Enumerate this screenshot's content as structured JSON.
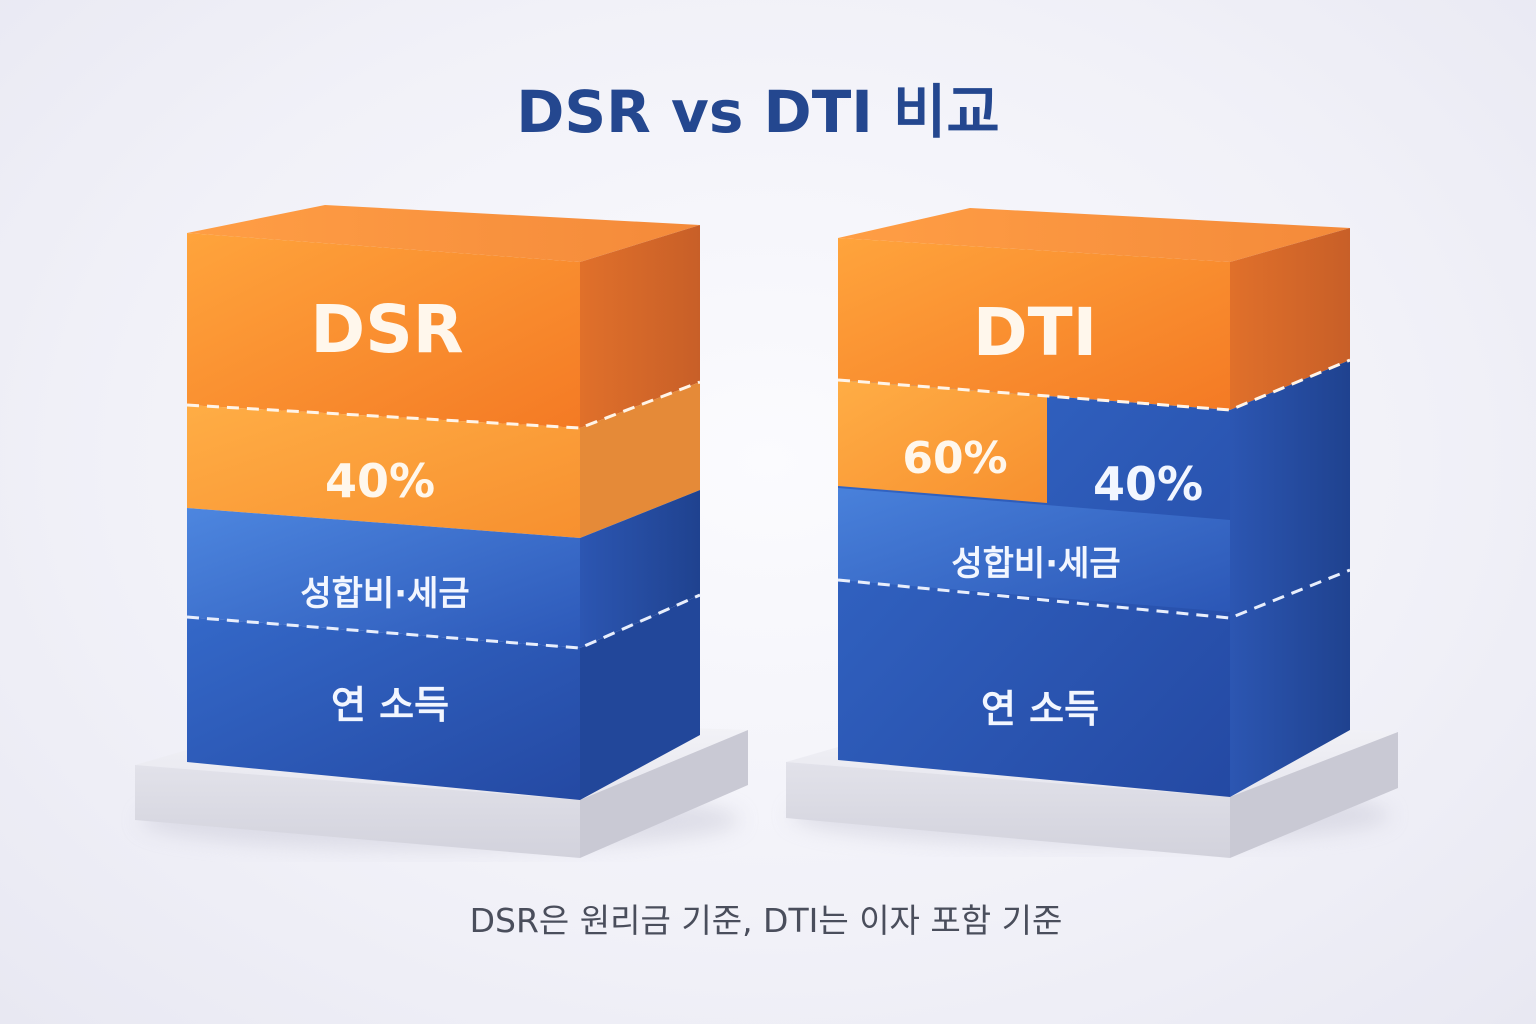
{
  "title": "DSR vs DTI 비교",
  "caption": "DSR은 원리금 기준, DTI는 이자 포함 기준",
  "colors": {
    "title": "#24478f",
    "orange": "#f6932f",
    "blue": "#2f5fc0",
    "caption": "#4a4e5c"
  },
  "dsr_block": {
    "name": "DSR",
    "percent": "40%",
    "middle_label": "성합비·세금",
    "bottom_label": "연 소득"
  },
  "dti_block": {
    "name": "DTI",
    "percent_orange": "60%",
    "percent_blue": "40%",
    "middle_label": "성합비·세금",
    "bottom_label": "연 소득"
  }
}
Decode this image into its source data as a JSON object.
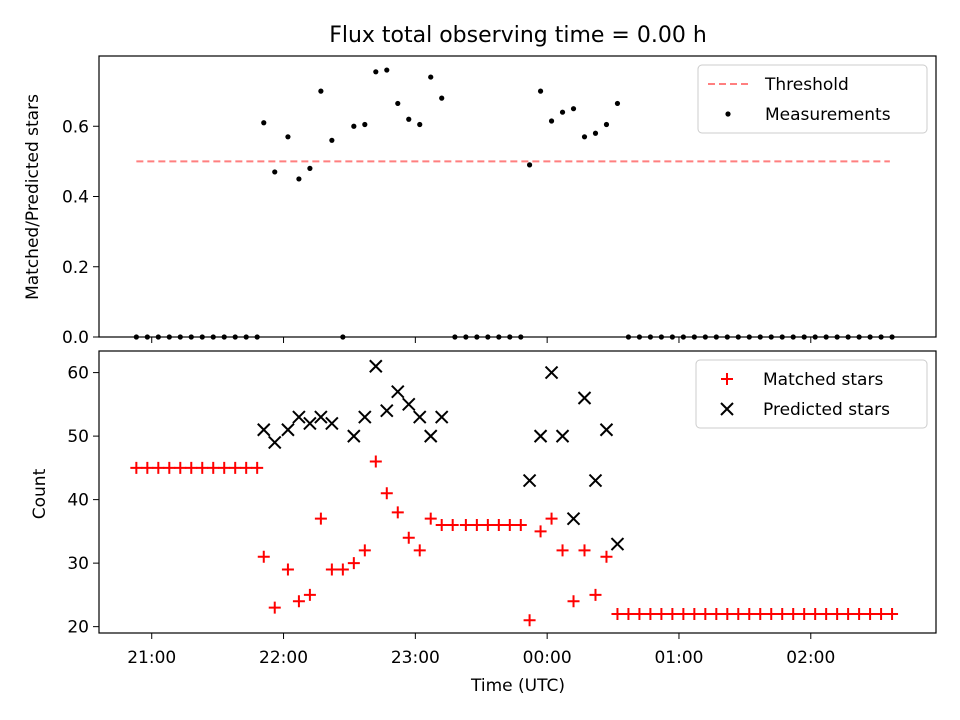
{
  "chart_data": [
    {
      "type": "scatter",
      "title": "Flux total observing time = 0.00 h",
      "xlabel": "",
      "ylabel": "Matched/Predicted stars",
      "xlim": [
        "20:36",
        "02:57"
      ],
      "ylim": [
        0,
        0.8
      ],
      "yticks": [
        "0.0",
        "0.2",
        "0.4",
        "0.6"
      ],
      "ytick_values": [
        0,
        0.2,
        0.4,
        0.6
      ],
      "xticks_minutes": [
        1260,
        1320,
        1380,
        1440,
        1500,
        1560
      ],
      "legend": {
        "placement": "top-right",
        "entries": [
          "Threshold",
          "Measurements"
        ]
      },
      "grid": false,
      "series": [
        {
          "name": "Threshold",
          "style": "dashed-line",
          "color": "#ff7f7f",
          "points": [
            [
              "20:53",
              0.5
            ],
            [
              "02:36",
              0.5
            ]
          ]
        },
        {
          "name": "Measurements",
          "style": "dot",
          "color": "#000000",
          "points": [
            [
              "20:53",
              0
            ],
            [
              "20:58",
              0
            ],
            [
              "21:03",
              0
            ],
            [
              "21:08",
              0
            ],
            [
              "21:13",
              0
            ],
            [
              "21:18",
              0
            ],
            [
              "21:23",
              0
            ],
            [
              "21:28",
              0
            ],
            [
              "21:33",
              0
            ],
            [
              "21:38",
              0
            ],
            [
              "21:43",
              0
            ],
            [
              "21:48",
              0
            ],
            [
              "21:51",
              0.61
            ],
            [
              "21:56",
              0.47
            ],
            [
              "22:02",
              0.57
            ],
            [
              "22:07",
              0.45
            ],
            [
              "22:12",
              0.48
            ],
            [
              "22:17",
              0.7
            ],
            [
              "22:22",
              0.56
            ],
            [
              "22:27",
              0
            ],
            [
              "22:32",
              0.6
            ],
            [
              "22:37",
              0.605
            ],
            [
              "22:42",
              0.755
            ],
            [
              "22:47",
              0.76
            ],
            [
              "22:52",
              0.665
            ],
            [
              "22:57",
              0.62
            ],
            [
              "23:02",
              0.605
            ],
            [
              "23:07",
              0.74
            ],
            [
              "23:12",
              0.68
            ],
            [
              "23:18",
              0
            ],
            [
              "23:23",
              0
            ],
            [
              "23:28",
              0
            ],
            [
              "23:33",
              0
            ],
            [
              "23:38",
              0
            ],
            [
              "23:43",
              0
            ],
            [
              "23:48",
              0
            ],
            [
              "23:52",
              0.49
            ],
            [
              "23:57",
              0.7
            ],
            [
              "00:02",
              0.615
            ],
            [
              "00:07",
              0.64
            ],
            [
              "00:12",
              0.65
            ],
            [
              "00:17",
              0.57
            ],
            [
              "00:22",
              0.58
            ],
            [
              "00:27",
              0.605
            ],
            [
              "00:32",
              0.665
            ],
            [
              "00:37",
              0
            ],
            [
              "00:42",
              0
            ],
            [
              "00:47",
              0
            ],
            [
              "00:52",
              0
            ],
            [
              "00:57",
              0
            ],
            [
              "01:02",
              0
            ],
            [
              "01:07",
              0
            ],
            [
              "01:12",
              0
            ],
            [
              "01:17",
              0
            ],
            [
              "01:22",
              0
            ],
            [
              "01:27",
              0
            ],
            [
              "01:32",
              0
            ],
            [
              "01:37",
              0
            ],
            [
              "01:42",
              0
            ],
            [
              "01:47",
              0
            ],
            [
              "01:52",
              0
            ],
            [
              "01:57",
              0
            ],
            [
              "02:02",
              0
            ],
            [
              "02:07",
              0
            ],
            [
              "02:12",
              0
            ],
            [
              "02:17",
              0
            ],
            [
              "02:22",
              0
            ],
            [
              "02:27",
              0
            ],
            [
              "02:32",
              0
            ],
            [
              "02:37",
              0
            ]
          ]
        }
      ]
    },
    {
      "type": "scatter",
      "title": "",
      "xlabel": "Time (UTC)",
      "ylabel": "Count",
      "xlim": [
        "20:36",
        "02:57"
      ],
      "ylim": [
        19,
        63.4
      ],
      "yticks": [
        "20",
        "30",
        "40",
        "50",
        "60"
      ],
      "ytick_values": [
        20,
        30,
        40,
        50,
        60
      ],
      "xticks": [
        "21:00",
        "22:00",
        "23:00",
        "00:00",
        "01:00",
        "02:00"
      ],
      "xticks_minutes": [
        1260,
        1320,
        1380,
        1440,
        1500,
        1560
      ],
      "legend": {
        "placement": "top-right",
        "entries": [
          "Matched stars",
          "Predicted stars"
        ]
      },
      "grid": false,
      "series": [
        {
          "name": "Matched stars",
          "style": "plus",
          "color": "#ff0000",
          "points": [
            [
              "20:53",
              45
            ],
            [
              "20:58",
              45
            ],
            [
              "21:03",
              45
            ],
            [
              "21:08",
              45
            ],
            [
              "21:13",
              45
            ],
            [
              "21:18",
              45
            ],
            [
              "21:23",
              45
            ],
            [
              "21:28",
              45
            ],
            [
              "21:33",
              45
            ],
            [
              "21:38",
              45
            ],
            [
              "21:43",
              45
            ],
            [
              "21:48",
              45
            ],
            [
              "21:51",
              31
            ],
            [
              "21:56",
              23
            ],
            [
              "22:02",
              29
            ],
            [
              "22:07",
              24
            ],
            [
              "22:12",
              25
            ],
            [
              "22:17",
              37
            ],
            [
              "22:22",
              29
            ],
            [
              "22:27",
              29
            ],
            [
              "22:32",
              30
            ],
            [
              "22:37",
              32
            ],
            [
              "22:42",
              46
            ],
            [
              "22:47",
              41
            ],
            [
              "22:52",
              38
            ],
            [
              "22:57",
              34
            ],
            [
              "23:02",
              32
            ],
            [
              "23:07",
              37
            ],
            [
              "23:12",
              36
            ],
            [
              "23:17",
              36
            ],
            [
              "23:23",
              36
            ],
            [
              "23:28",
              36
            ],
            [
              "23:33",
              36
            ],
            [
              "23:38",
              36
            ],
            [
              "23:43",
              36
            ],
            [
              "23:48",
              36
            ],
            [
              "23:52",
              21
            ],
            [
              "23:57",
              35
            ],
            [
              "00:02",
              37
            ],
            [
              "00:07",
              32
            ],
            [
              "00:12",
              24
            ],
            [
              "00:17",
              32
            ],
            [
              "00:22",
              25
            ],
            [
              "00:27",
              31
            ],
            [
              "00:32",
              22
            ],
            [
              "00:37",
              22
            ],
            [
              "00:42",
              22
            ],
            [
              "00:47",
              22
            ],
            [
              "00:52",
              22
            ],
            [
              "00:57",
              22
            ],
            [
              "01:02",
              22
            ],
            [
              "01:07",
              22
            ],
            [
              "01:12",
              22
            ],
            [
              "01:17",
              22
            ],
            [
              "01:22",
              22
            ],
            [
              "01:27",
              22
            ],
            [
              "01:32",
              22
            ],
            [
              "01:37",
              22
            ],
            [
              "01:42",
              22
            ],
            [
              "01:47",
              22
            ],
            [
              "01:52",
              22
            ],
            [
              "01:57",
              22
            ],
            [
              "02:02",
              22
            ],
            [
              "02:07",
              22
            ],
            [
              "02:12",
              22
            ],
            [
              "02:17",
              22
            ],
            [
              "02:22",
              22
            ],
            [
              "02:27",
              22
            ],
            [
              "02:32",
              22
            ],
            [
              "02:37",
              22
            ]
          ]
        },
        {
          "name": "Predicted stars",
          "style": "x",
          "color": "#000000",
          "points": [
            [
              "21:51",
              51
            ],
            [
              "21:56",
              49
            ],
            [
              "22:02",
              51
            ],
            [
              "22:07",
              53
            ],
            [
              "22:12",
              52
            ],
            [
              "22:17",
              53
            ],
            [
              "22:22",
              52
            ],
            [
              "22:32",
              50
            ],
            [
              "22:37",
              53
            ],
            [
              "22:42",
              61
            ],
            [
              "22:47",
              54
            ],
            [
              "22:52",
              57
            ],
            [
              "22:57",
              55
            ],
            [
              "23:02",
              53
            ],
            [
              "23:07",
              50
            ],
            [
              "23:12",
              53
            ],
            [
              "23:52",
              43
            ],
            [
              "23:57",
              50
            ],
            [
              "00:02",
              60
            ],
            [
              "00:07",
              50
            ],
            [
              "00:12",
              37
            ],
            [
              "00:17",
              56
            ],
            [
              "00:22",
              43
            ],
            [
              "00:27",
              51
            ],
            [
              "00:32",
              33
            ]
          ]
        }
      ]
    }
  ]
}
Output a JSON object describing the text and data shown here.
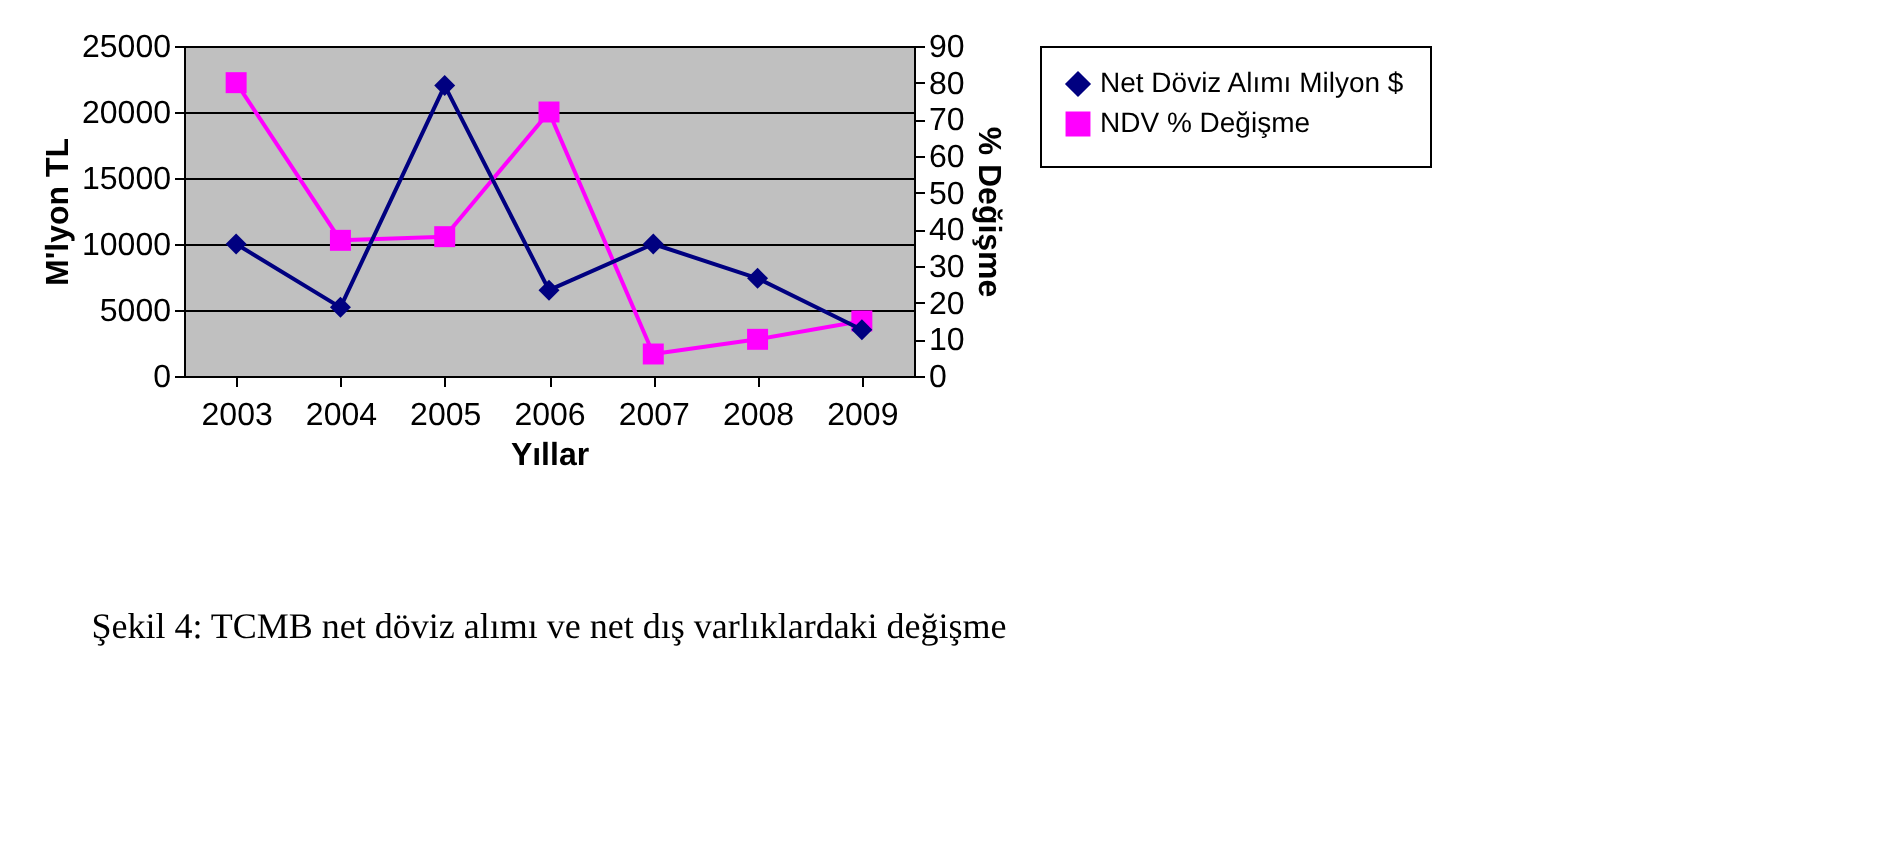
{
  "chart_data": {
    "type": "line",
    "xlabel": "Yıllar",
    "ylabel": "M'lyon TL",
    "y2label": "% Değişme",
    "categories": [
      "2003",
      "2004",
      "2005",
      "2006",
      "2007",
      "2008",
      "2009"
    ],
    "series": [
      {
        "name": "Net Döviz Alımı Milyon $",
        "color": "#000080",
        "marker": "diamond",
        "values": [
          10000,
          5200,
          22000,
          6500,
          10000,
          7400,
          3500
        ]
      },
      {
        "name": "NDV % Değişme",
        "color": "#ff00ff",
        "marker": "square",
        "axis": "y2",
        "values": [
          80,
          37,
          38,
          72,
          6,
          10,
          15
        ]
      }
    ],
    "ylim": [
      0,
      25000
    ],
    "yticks": [
      0,
      5000,
      10000,
      15000,
      20000,
      25000
    ],
    "y2lim": [
      0,
      90
    ],
    "y2ticks": [
      0,
      10,
      20,
      30,
      40,
      50,
      60,
      70,
      80,
      90
    ],
    "grid": "y",
    "legend": "right",
    "annotations": [
      "Şekil 4: TCMB  net döviz alımı ve net dış varlıklardaki değişme"
    ]
  }
}
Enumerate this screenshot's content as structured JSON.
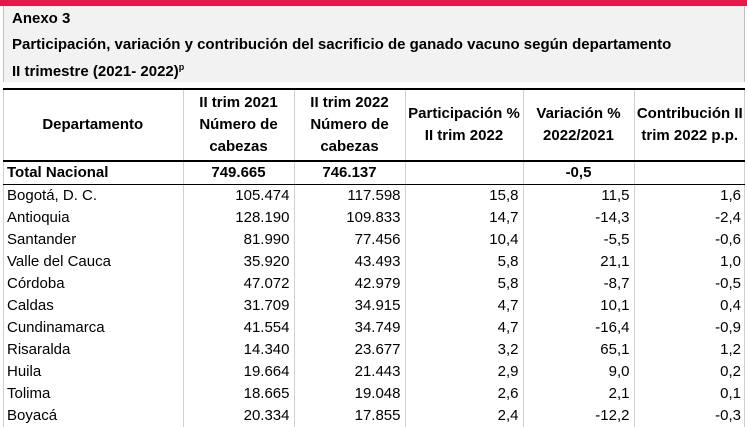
{
  "header": {
    "title": "Anexo 3",
    "subtitle": "Participación, variación y contribución del sacrificio de ganado vacuno según departamento",
    "period": "II trimestre (2021- 2022)",
    "period_sup": "p"
  },
  "table": {
    "columns": [
      "Departamento",
      "II trim 2021 Número de cabezas",
      "II trim 2022 Número de cabezas",
      "Participación % II trim 2022",
      "Variación % 2022/2021",
      "Contribución II trim 2022 p.p."
    ],
    "total": {
      "label": "Total Nacional",
      "y2021": "749.665",
      "y2022": "746.137",
      "part": "",
      "var": "-0,5",
      "contrib": ""
    },
    "rows": [
      {
        "label": "Bogotá, D. C.",
        "y2021": "105.474",
        "y2022": "117.598",
        "part": "15,8",
        "var": "11,5",
        "contrib": "1,6"
      },
      {
        "label": "Antioquia",
        "y2021": "128.190",
        "y2022": "109.833",
        "part": "14,7",
        "var": "-14,3",
        "contrib": "-2,4"
      },
      {
        "label": "Santander",
        "y2021": "81.990",
        "y2022": "77.456",
        "part": "10,4",
        "var": "-5,5",
        "contrib": "-0,6"
      },
      {
        "label": "Valle del Cauca",
        "y2021": "35.920",
        "y2022": "43.493",
        "part": "5,8",
        "var": "21,1",
        "contrib": "1,0"
      },
      {
        "label": "Córdoba",
        "y2021": "47.072",
        "y2022": "42.979",
        "part": "5,8",
        "var": "-8,7",
        "contrib": "-0,5"
      },
      {
        "label": "Caldas",
        "y2021": "31.709",
        "y2022": "34.915",
        "part": "4,7",
        "var": "10,1",
        "contrib": "0,4"
      },
      {
        "label": "Cundinamarca",
        "y2021": "41.554",
        "y2022": "34.749",
        "part": "4,7",
        "var": "-16,4",
        "contrib": "-0,9"
      },
      {
        "label": "Risaralda",
        "y2021": "14.340",
        "y2022": "23.677",
        "part": "3,2",
        "var": "65,1",
        "contrib": "1,2"
      },
      {
        "label": "Huila",
        "y2021": "19.664",
        "y2022": "21.443",
        "part": "2,9",
        "var": "9,0",
        "contrib": "0,2"
      },
      {
        "label": "Tolima",
        "y2021": "18.665",
        "y2022": "19.048",
        "part": "2,6",
        "var": "2,1",
        "contrib": "0,1"
      },
      {
        "label": "Boyacá",
        "y2021": "20.334",
        "y2022": "17.855",
        "part": "2,4",
        "var": "-12,2",
        "contrib": "-0,3"
      }
    ]
  }
}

═══

| Task details |
Collect every line with the string "Participación" from the records, and copy each.

| Problem solution |
    "subtitle": "Participación, variación y contribución del sacrificio de ganado vacuno según departamento",
      "Participación % II trim 2022",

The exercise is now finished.